---- GIVEN ENTRIES
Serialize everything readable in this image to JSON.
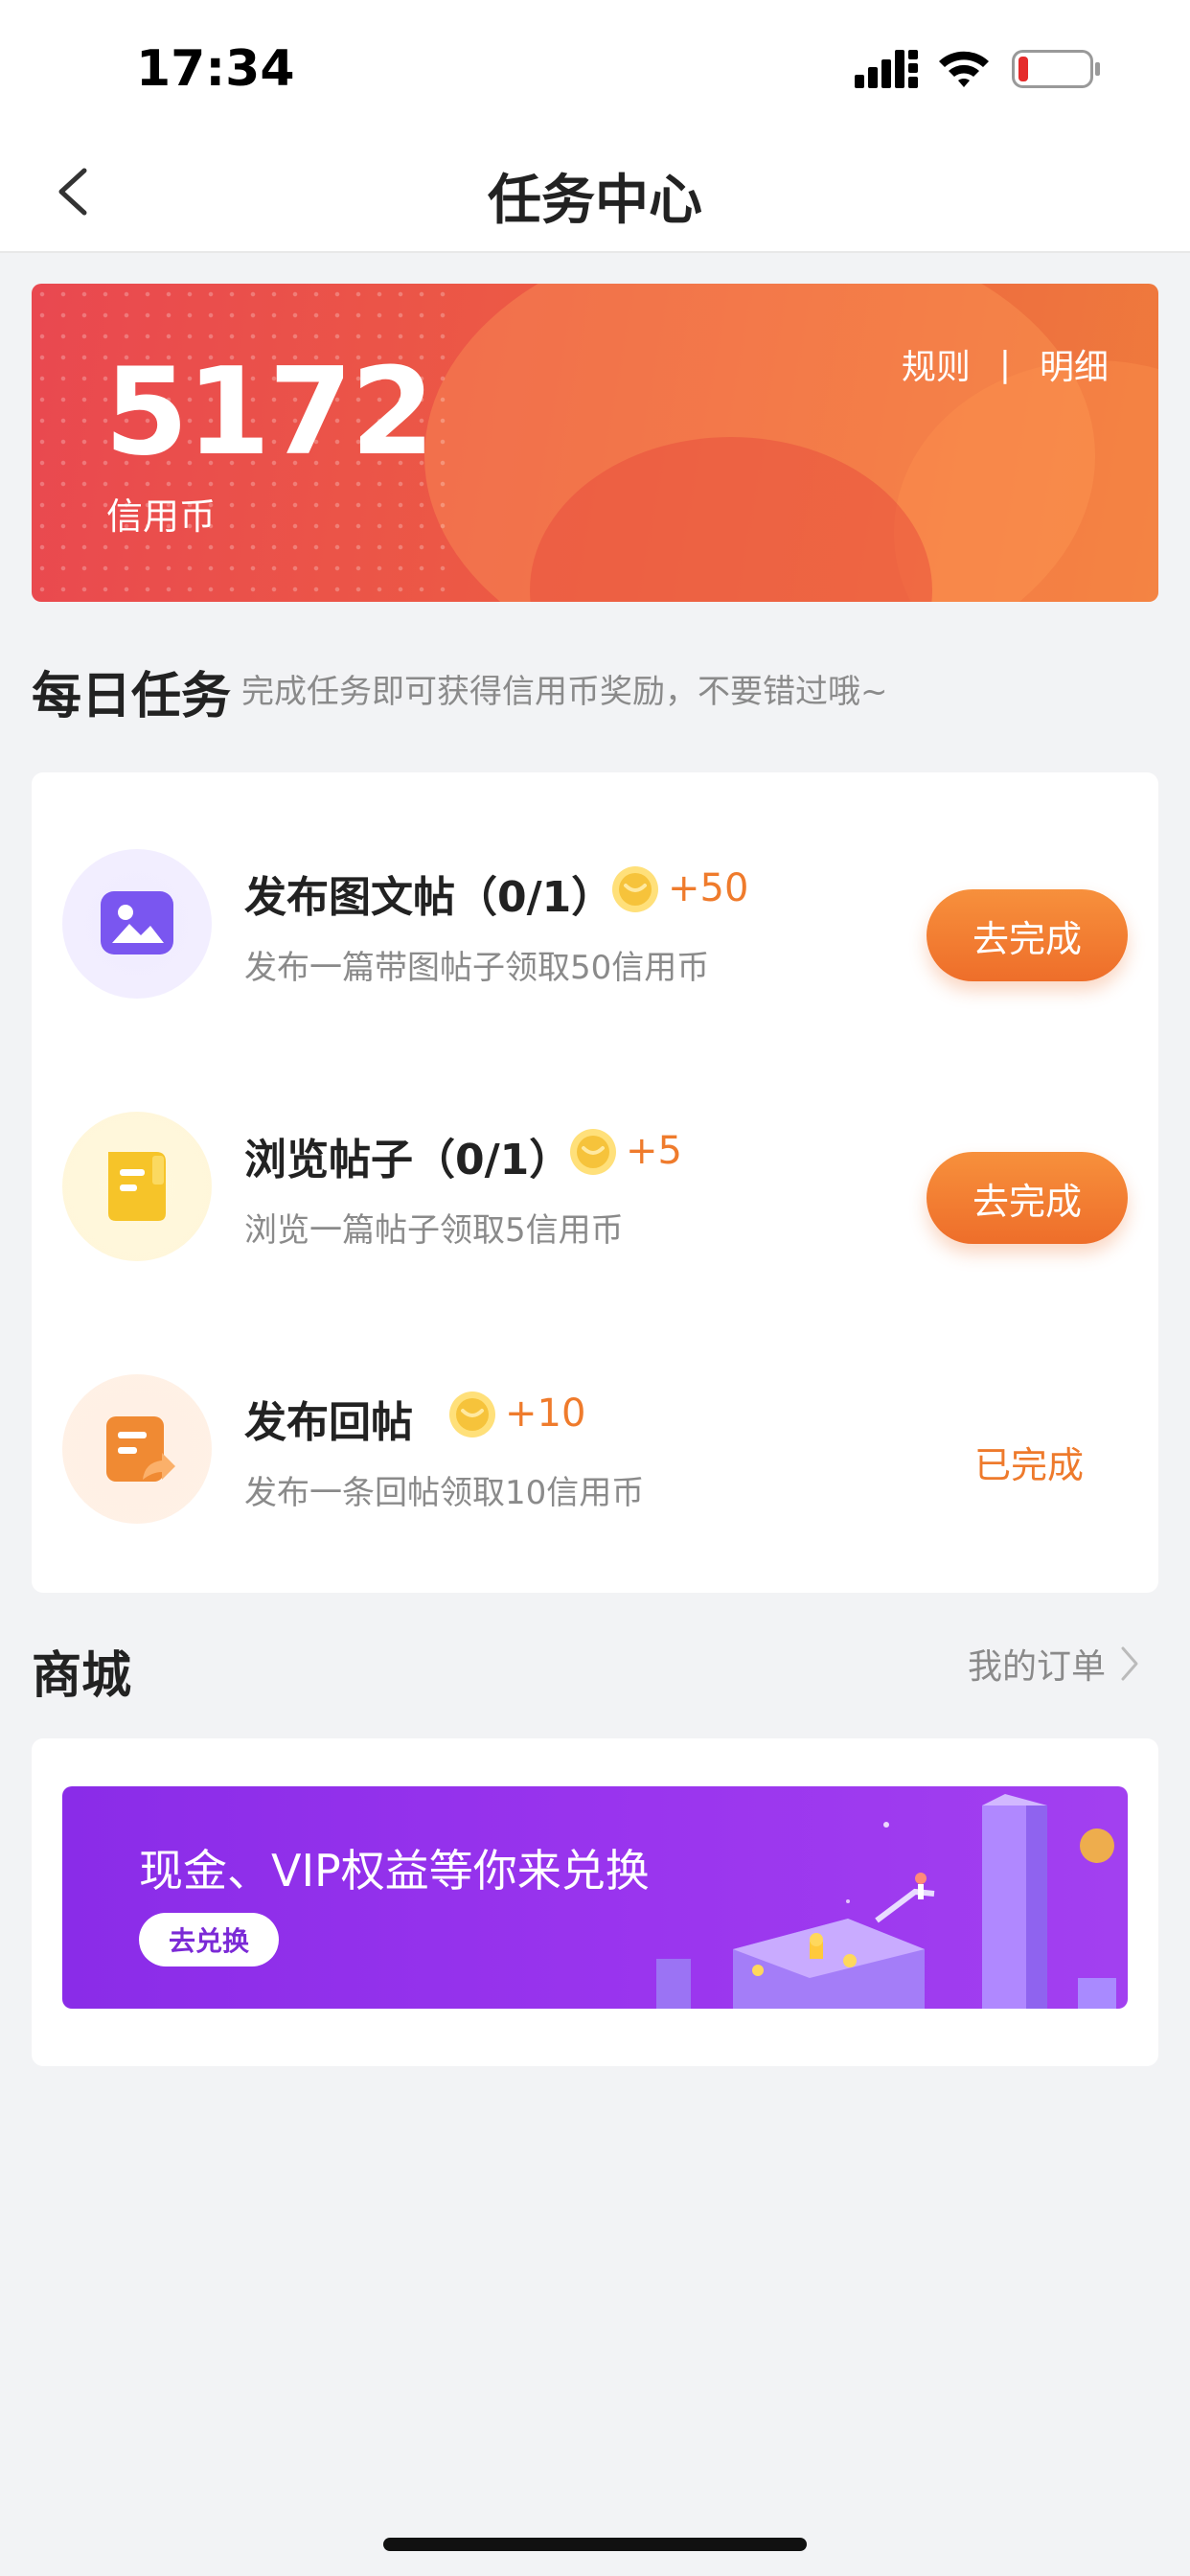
{
  "status_bar": {
    "time": "17:34"
  },
  "nav": {
    "title": "任务中心"
  },
  "credits": {
    "value": "5172",
    "unit": "信用币",
    "rules_label": "规则",
    "separator": "|",
    "detail_label": "明细"
  },
  "daily": {
    "title": "每日任务",
    "subtitle": "完成任务即可获得信用币奖励，不要错过哦~",
    "tasks": [
      {
        "title": "发布图文帖（0/1）",
        "reward": "+50",
        "desc": "发布一篇带图帖子领取50信用币",
        "action": "去完成",
        "icon": "image-icon",
        "accent": "#7a56f0"
      },
      {
        "title": "浏览帖子（0/1）",
        "reward": "+5",
        "desc": "浏览一篇帖子领取5信用币",
        "action": "去完成",
        "icon": "document-icon",
        "accent": "#f6c429"
      },
      {
        "title": "发布回帖",
        "reward": "+10",
        "desc": "发布一条回帖领取10信用币",
        "action": "已完成",
        "icon": "reply-icon",
        "accent": "#f08a33"
      }
    ]
  },
  "mall": {
    "title": "商城",
    "orders_label": "我的订单",
    "promo_text": "现金、VIP权益等你来兑换",
    "promo_button": "去兑换"
  },
  "colors": {
    "brand_orange": "#ee6e2a",
    "banner_red": "#e94850",
    "promo_purple": "#8a2ce8"
  }
}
--------
WRITTEN TASK: Retype the entries word for word. Omit any images.

WORKED SOLUTION:
Serialize everything readable in this image to JSON.
{
  "status_bar": {
    "time": "17:34"
  },
  "nav": {
    "title": "任务中心"
  },
  "credits": {
    "value": "5172",
    "unit": "信用币",
    "rules_label": "规则",
    "separator": "|",
    "detail_label": "明细"
  },
  "daily": {
    "title": "每日任务",
    "subtitle": "完成任务即可获得信用币奖励，不要错过哦~",
    "tasks": [
      {
        "title": "发布图文帖（0/1）",
        "reward": "+50",
        "desc": "发布一篇带图帖子领取50信用币",
        "action": "去完成",
        "icon": "image-icon",
        "accent": "#7a56f0"
      },
      {
        "title": "浏览帖子（0/1）",
        "reward": "+5",
        "desc": "浏览一篇帖子领取5信用币",
        "action": "去完成",
        "icon": "document-icon",
        "accent": "#f6c429"
      },
      {
        "title": "发布回帖",
        "reward": "+10",
        "desc": "发布一条回帖领取10信用币",
        "action": "已完成",
        "icon": "reply-icon",
        "accent": "#f08a33"
      }
    ]
  },
  "mall": {
    "title": "商城",
    "orders_label": "我的订单",
    "promo_text": "现金、VIP权益等你来兑换",
    "promo_button": "去兑换"
  },
  "colors": {
    "brand_orange": "#ee6e2a",
    "banner_red": "#e94850",
    "promo_purple": "#8a2ce8"
  }
}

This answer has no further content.